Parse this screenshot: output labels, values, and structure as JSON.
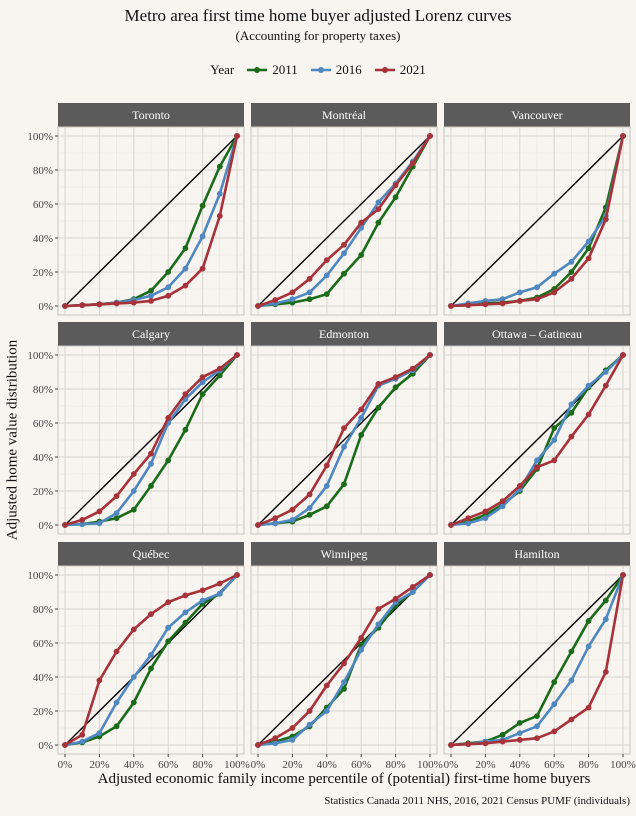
{
  "title": "Metro area first time home buyer adjusted Lorenz curves",
  "subtitle": "(Accounting for property taxes)",
  "legend": {
    "title": "Year",
    "entries": [
      {
        "label": "2011",
        "color": "#1a6b1a"
      },
      {
        "label": "2016",
        "color": "#4f88c0"
      },
      {
        "label": "2021",
        "color": "#a8323a"
      }
    ]
  },
  "xlabel": "Adjusted economic family income percentile of (potential) first-time home buyers",
  "ylabel": "Adjusted home value distribution",
  "caption": "Statistics Canada 2011 NHS, 2016, 2021 Census PUMF (individuals)",
  "chart_data": {
    "type": "line",
    "layout": "facet-grid-3x3",
    "x": [
      0,
      10,
      20,
      30,
      40,
      50,
      60,
      70,
      80,
      90,
      100
    ],
    "xlim": [
      0,
      100
    ],
    "ylim": [
      0,
      100
    ],
    "tick_labels": [
      "0%",
      "20%",
      "40%",
      "60%",
      "80%",
      "100%"
    ],
    "reference_line": "equality diagonal",
    "grid": true,
    "legend_position": "top",
    "panels": [
      {
        "name": "Toronto",
        "series": [
          {
            "name": "2011",
            "values": [
              0,
              0.5,
              1,
              2,
              4,
              9,
              20,
              34,
              59,
              82,
              100
            ]
          },
          {
            "name": "2016",
            "values": [
              0,
              0.5,
              1,
              2,
              3.5,
              6,
              11,
              22,
              41,
              66,
              100
            ]
          },
          {
            "name": "2021",
            "values": [
              0,
              0.5,
              1,
              1.5,
              2,
              3,
              6,
              12,
              22,
              53,
              100
            ]
          }
        ]
      },
      {
        "name": "Montréal",
        "series": [
          {
            "name": "2011",
            "values": [
              0,
              1,
              2,
              4,
              7,
              19,
              30,
              49,
              64,
              82,
              100
            ]
          },
          {
            "name": "2016",
            "values": [
              0,
              1.5,
              4,
              8,
              18,
              31,
              46,
              61,
              72,
              85,
              100
            ]
          },
          {
            "name": "2021",
            "values": [
              0,
              3.5,
              8,
              16,
              27,
              36,
              49,
              57,
              71,
              84,
              100
            ]
          }
        ]
      },
      {
        "name": "Vancouver",
        "series": [
          {
            "name": "2011",
            "values": [
              0,
              0.5,
              1.5,
              2,
              3,
              5,
              10,
              20,
              34,
              58,
              100
            ]
          },
          {
            "name": "2016",
            "values": [
              0,
              1.5,
              3,
              4,
              8,
              11,
              19,
              26,
              38,
              53,
              100
            ]
          },
          {
            "name": "2021",
            "values": [
              0,
              0.5,
              1,
              1.5,
              3,
              4,
              8,
              16,
              28,
              51,
              100
            ]
          }
        ]
      },
      {
        "name": "Calgary",
        "series": [
          {
            "name": "2011",
            "values": [
              0,
              0.5,
              2,
              4,
              9,
              23,
              38,
              56,
              77,
              88,
              100
            ]
          },
          {
            "name": "2016",
            "values": [
              0,
              0.5,
              1,
              7,
              20,
              36,
              60,
              74,
              84,
              91,
              100
            ]
          },
          {
            "name": "2021",
            "values": [
              0,
              3,
              8,
              17,
              30,
              42,
              63,
              77,
              87,
              92,
              100
            ]
          }
        ]
      },
      {
        "name": "Edmonton",
        "series": [
          {
            "name": "2011",
            "values": [
              0,
              1,
              2,
              6,
              11,
              24,
              53,
              69,
              81,
              89,
              100
            ]
          },
          {
            "name": "2016",
            "values": [
              0,
              1,
              3,
              10,
              23,
              46,
              63,
              82,
              86,
              91,
              100
            ]
          },
          {
            "name": "2021",
            "values": [
              0,
              4,
              9,
              18,
              35,
              57,
              68,
              83,
              87,
              92,
              100
            ]
          }
        ]
      },
      {
        "name": "Ottawa – Gatineau",
        "series": [
          {
            "name": "2011",
            "values": [
              0,
              2,
              6,
              12,
              20,
              33,
              57,
              66,
              81,
              91,
              100
            ]
          },
          {
            "name": "2016",
            "values": [
              0,
              1,
              4,
              11,
              21,
              38,
              50,
              71,
              82,
              90,
              100
            ]
          },
          {
            "name": "2021",
            "values": [
              0,
              4,
              8,
              14,
              23,
              34,
              38,
              52,
              65,
              82,
              100
            ]
          }
        ]
      },
      {
        "name": "Québec",
        "series": [
          {
            "name": "2011",
            "values": [
              0,
              1.5,
              5,
              11,
              25,
              45,
              61,
              72,
              83,
              89,
              100
            ]
          },
          {
            "name": "2016",
            "values": [
              0,
              2,
              7,
              25,
              40,
              53,
              69,
              78,
              85,
              89,
              100
            ]
          },
          {
            "name": "2021",
            "values": [
              0,
              6,
              38,
              55,
              68,
              77,
              84,
              88,
              91,
              95,
              100
            ]
          }
        ]
      },
      {
        "name": "Winnipeg",
        "series": [
          {
            "name": "2011",
            "values": [
              0,
              2,
              5,
              11,
              22,
              33,
              59,
              69,
              82,
              90,
              100
            ]
          },
          {
            "name": "2016",
            "values": [
              0,
              1,
              3,
              12,
              20,
              37,
              56,
              71,
              84,
              90,
              100
            ]
          },
          {
            "name": "2021",
            "values": [
              0,
              4,
              10,
              20,
              35,
              48,
              63,
              80,
              86,
              93,
              100
            ]
          }
        ]
      },
      {
        "name": "Hamilton",
        "series": [
          {
            "name": "2011",
            "values": [
              0,
              1,
              2,
              6,
              13,
              17,
              37,
              55,
              73,
              85,
              100
            ]
          },
          {
            "name": "2016",
            "values": [
              0,
              0.5,
              2,
              3,
              7,
              11,
              24,
              38,
              58,
              74,
              100
            ]
          },
          {
            "name": "2021",
            "values": [
              0,
              0.5,
              1,
              2,
              3,
              4,
              8,
              15,
              22,
              43,
              100
            ]
          }
        ]
      }
    ]
  }
}
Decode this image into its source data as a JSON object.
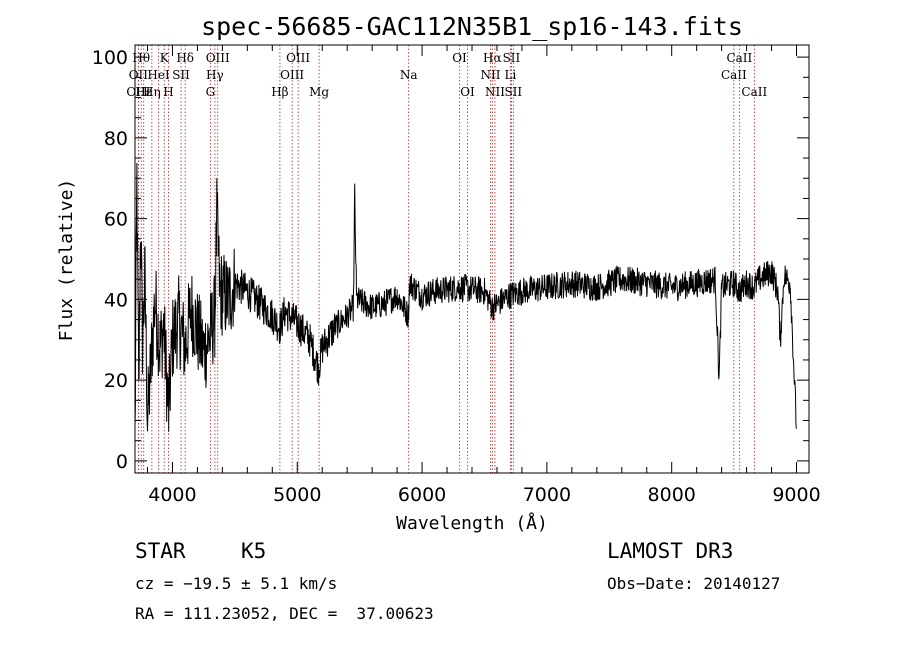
{
  "chart_data": {
    "type": "line",
    "title": "spec-56685-GAC112N35B1_sp16-143.fits",
    "xlabel": "Wavelength (Å)",
    "ylabel": "Flux (relative)",
    "xlim": [
      3700,
      9100
    ],
    "ylim": [
      -3,
      103
    ],
    "xticks": [
      4000,
      5000,
      6000,
      7000,
      8000,
      9000
    ],
    "yticks": [
      0,
      20,
      40,
      60,
      80,
      100
    ],
    "line_color": "#000000",
    "marker_color": "#b22222",
    "spectrum_anchors": [
      [
        3700,
        5
      ],
      [
        3715,
        70
      ],
      [
        3730,
        15
      ],
      [
        3745,
        60
      ],
      [
        3760,
        30
      ],
      [
        3780,
        45
      ],
      [
        3800,
        10
      ],
      [
        3830,
        25
      ],
      [
        3860,
        40
      ],
      [
        3900,
        28
      ],
      [
        3930,
        33
      ],
      [
        3970,
        12
      ],
      [
        4000,
        30
      ],
      [
        4050,
        35
      ],
      [
        4102,
        28
      ],
      [
        4150,
        38
      ],
      [
        4200,
        32
      ],
      [
        4250,
        27
      ],
      [
        4300,
        31
      ],
      [
        4340,
        36
      ],
      [
        4355,
        60
      ],
      [
        4380,
        42
      ],
      [
        4450,
        40
      ],
      [
        4500,
        44
      ],
      [
        4600,
        42
      ],
      [
        4700,
        39
      ],
      [
        4800,
        36
      ],
      [
        4861,
        33
      ],
      [
        4900,
        37
      ],
      [
        5000,
        34
      ],
      [
        5100,
        30
      ],
      [
        5170,
        23
      ],
      [
        5200,
        28
      ],
      [
        5300,
        33
      ],
      [
        5400,
        36
      ],
      [
        5450,
        38
      ],
      [
        5460,
        66
      ],
      [
        5475,
        40
      ],
      [
        5600,
        38
      ],
      [
        5700,
        39
      ],
      [
        5800,
        41
      ],
      [
        5889,
        36
      ],
      [
        5900,
        44
      ],
      [
        6000,
        41
      ],
      [
        6100,
        42
      ],
      [
        6300,
        43
      ],
      [
        6500,
        42
      ],
      [
        6563,
        38
      ],
      [
        6700,
        41
      ],
      [
        6800,
        42
      ],
      [
        7000,
        43
      ],
      [
        7200,
        44
      ],
      [
        7400,
        43
      ],
      [
        7600,
        45
      ],
      [
        7800,
        44
      ],
      [
        8000,
        43
      ],
      [
        8200,
        44
      ],
      [
        8350,
        45
      ],
      [
        8380,
        20
      ],
      [
        8400,
        43
      ],
      [
        8498,
        44
      ],
      [
        8542,
        42
      ],
      [
        8600,
        44
      ],
      [
        8662,
        43
      ],
      [
        8700,
        45
      ],
      [
        8800,
        47
      ],
      [
        8850,
        42
      ],
      [
        8870,
        30
      ],
      [
        8900,
        46
      ],
      [
        8950,
        44
      ],
      [
        9000,
        8
      ]
    ],
    "lines": [
      {
        "label": "OII",
        "x": 3727,
        "row": 2
      },
      {
        "label": "OIII",
        "x": 3727,
        "row": 3
      },
      {
        "label": "Hθ",
        "x": 3750,
        "row": 1
      },
      {
        "label": "Hε",
        "x": 3770,
        "row": 3
      },
      {
        "label": "Hη",
        "x": 3835,
        "row": 3
      },
      {
        "label": "HeI",
        "x": 3889,
        "row": 2
      },
      {
        "label": "K",
        "x": 3934,
        "row": 1
      },
      {
        "label": "H",
        "x": 3968,
        "row": 3
      },
      {
        "label": "SII",
        "x": 4069,
        "row": 2
      },
      {
        "label": "Hδ",
        "x": 4102,
        "row": 1
      },
      {
        "label": "G",
        "x": 4304,
        "row": 3
      },
      {
        "label": "Hγ",
        "x": 4340,
        "row": 2
      },
      {
        "label": "OIII",
        "x": 4363,
        "row": 1
      },
      {
        "label": "Hβ",
        "x": 4861,
        "row": 3
      },
      {
        "label": "OIII",
        "x": 4959,
        "row": 2
      },
      {
        "label": "OIII",
        "x": 5007,
        "row": 1
      },
      {
        "label": "Mg",
        "x": 5175,
        "row": 3
      },
      {
        "label": "Na",
        "x": 5893,
        "row": 2
      },
      {
        "label": "OI",
        "x": 6300,
        "row": 1
      },
      {
        "label": "OI",
        "x": 6364,
        "row": 3
      },
      {
        "label": "NII",
        "x": 6548,
        "row": 2
      },
      {
        "label": "Hα",
        "x": 6563,
        "row": 1
      },
      {
        "label": "NII",
        "x": 6584,
        "row": 3
      },
      {
        "label": "Li",
        "x": 6708,
        "row": 2
      },
      {
        "label": "SII",
        "x": 6716,
        "row": 1
      },
      {
        "label": "SII",
        "x": 6731,
        "row": 3
      },
      {
        "label": "CaII",
        "x": 8498,
        "row": 2
      },
      {
        "label": "CaII",
        "x": 8542,
        "row": 1
      },
      {
        "label": "CaII",
        "x": 8662,
        "row": 3
      }
    ]
  },
  "info": {
    "object_class": "STAR",
    "subclass": "K5",
    "survey": "LAMOST DR3",
    "cz": "cz = −19.5 ± 5.1 km/s",
    "obs_date": "Obs−Date: 20140127",
    "coords": "RA = 111.23052, DEC =  37.00623"
  }
}
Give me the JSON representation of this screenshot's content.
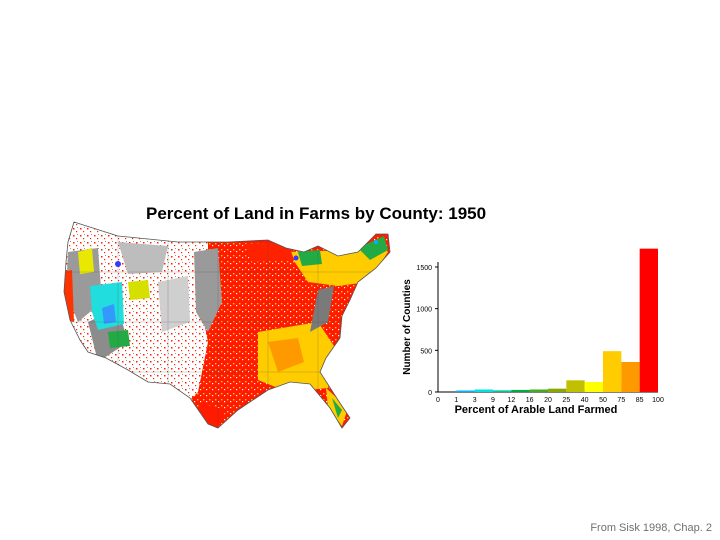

============

● **Request**: From the records given above, copy all lines containing "home".

● **Exercise solution**:
  "title": "Metro area first time home buyer adjusted Lorenz curves",
  "xlabel": "Adjusted economic family income percentile of (potential) first-time home buyers",
  "ylabel": "Adjusted home value distribution",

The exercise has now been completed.